To be done: Any pictures in the records below should be skipped; write out everything else exactly.

Record excerpts:
==================================================
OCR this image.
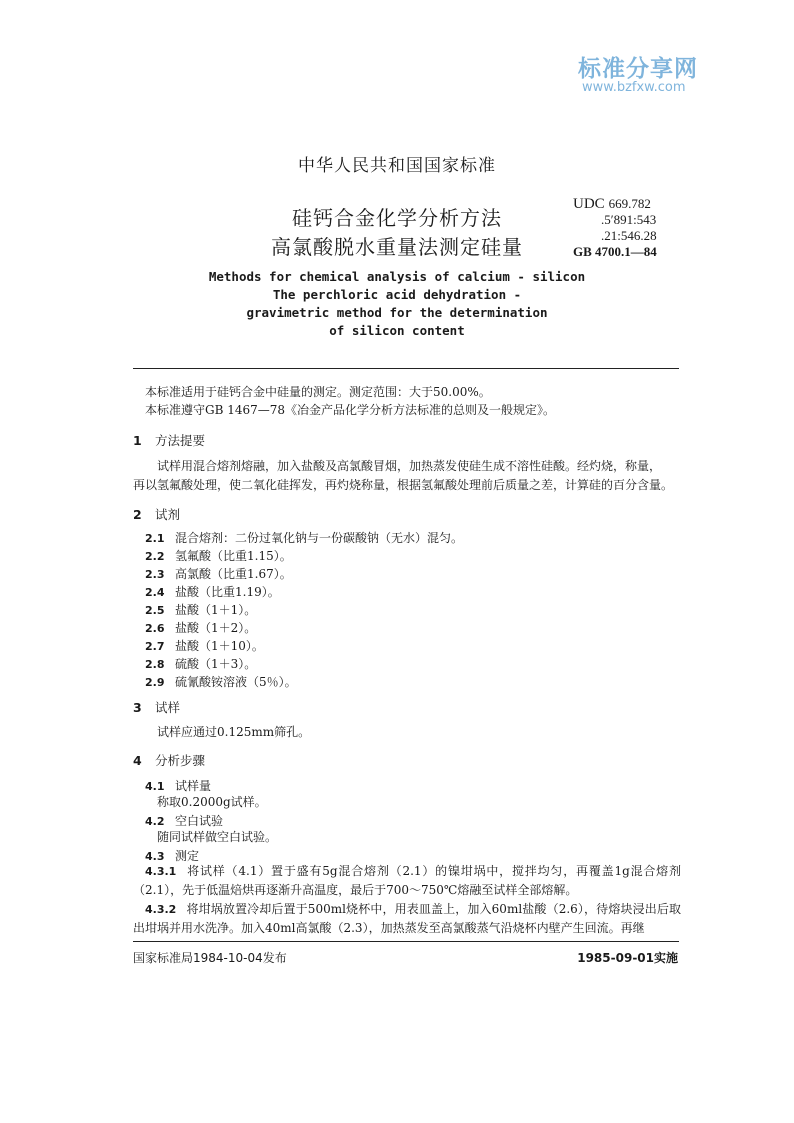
标准分享网
www.bzfxw.com
中华人民共和国国家标准
硅钙合金化学分析方法
高氯酸脱水重量法测定硅量
UDC 669.782
.5′891:543
.21:546.28
GB 4700.1—84
Methods for chemical analysis of calcium - silicon
The perchloric acid dehydration -
gravimetric method for the determination
of silicon content
本标准适用于硅钙合金中硅量的测定。测定范围：大于50.00%。
本标准遵守GB 1467—78《冶金产品化学分析方法标准的总则及一般规定》。
1 方法提要
试样用混合熔剂熔融，加入盐酸及高氯酸冒烟，加热蒸发使硅生成不溶性硅酸。经灼烧，称量，
再以氢氟酸处理，使二氧化硅挥发，再灼烧称量，根据氢氟酸处理前后质量之差，计算硅的百分含量。
2 试剂
2.1 混合熔剂：二份过氧化钠与一份碳酸钠（无水）混匀。
2.2 氢氟酸（比重1.15）。
2.3 高氯酸（比重1.67）。
2.4 盐酸（比重1.19）。
2.5 盐酸（1＋1）。
2.6 盐酸（1＋2）。
2.7 盐酸（1＋10）。
2.8 硫酸（1＋3）。
2.9 硫氰酸铵溶液（5％）。
3 试样
试样应通过0.125mm筛孔。
4 分析步骤
4.1 试样量
称取0.2000g试样。
4.2 空白试验
随同试样做空白试验。
4.3 测定
4.3.1 将试样（4.1）置于盛有5g混合熔剂（2.1）的镍坩埚中，搅拌均匀，再覆盖1g混合熔剂（2.1），先于低温焙烘再逐渐升高温度，最后于700～750℃熔融至试样全部熔解。
4.3.2 将坩埚放置冷却后置于500ml烧杯中，用表皿盖上，加入60ml盐酸（2.6），待熔块浸出后取出坩埚并用水洗净。加入40ml高氯酸（2.3），加热蒸发至高氯酸蒸气沿烧杯内壁产生回流。再继
国家标准局1984-10-04发布	1985-09-01实施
==================================================
Response to the task:
OCR this image.
标准分享网
www.bzfxw.com
中华人民共和国国家标准
硅钙合金化学分析方法
高氯酸脱水重量法测定硅量
UDC 669.782
.5′891:543
.21:546.28
GB 4700.1—84
Methods for chemical analysis of calcium - silicon
The perchloric acid dehydration -
gravimetric method for the determination
of silicon content
本标准适用于硅钙合金中硅量的测定。测定范围：大于50.00%。
本标准遵守GB 1467—78《冶金产品化学分析方法标准的总则及一般规定》。
1 方法提要
试样用混合熔剂熔融，加入盐酸及高氯酸冒烟，加热蒸发使硅生成不溶性硅酸。经灼烧，称量，
再以氢氟酸处理，使二氧化硅挥发，再灼烧称量，根据氢氟酸处理前后质量之差，计算硅的百分含量。
2 试剂
2.1 混合熔剂：二份过氧化钠与一份碳酸钠（无水）混匀。
2.2 氢氟酸（比重1.15）。
2.3 高氯酸（比重1.67）。
2.4 盐酸（比重1.19）。
2.5 盐酸（1＋1）。
2.6 盐酸（1＋2）。
2.7 盐酸（1＋10）。
2.8 硫酸（1＋3）。
2.9 硫氰酸铵溶液（5％）。
3 试样
试样应通过0.125mm筛孔。
4 分析步骤
4.1 试样量
称取0.2000g试样。
4.2 空白试验
随同试样做空白试验。
4.3 测定
4.3.1 将试样（4.1）置于盛有5g混合熔剂（2.1）的镍坩埚中，搅拌均匀，再覆盖1g混合熔剂（2.1），先于低温焙烘再逐渐升高温度，最后于700～750℃熔融至试样全部熔解。
4.3.2 将坩埚放置冷却后置于500ml烧杯中，用表皿盖上，加入60ml盐酸（2.6），待熔块浸出后取出坩埚并用水洗净。加入40ml高氯酸（2.3），加热蒸发至高氯酸蒸气沿烧杯内壁产生回流。再继
国家标准局1984-10-04发布	1985-09-01实施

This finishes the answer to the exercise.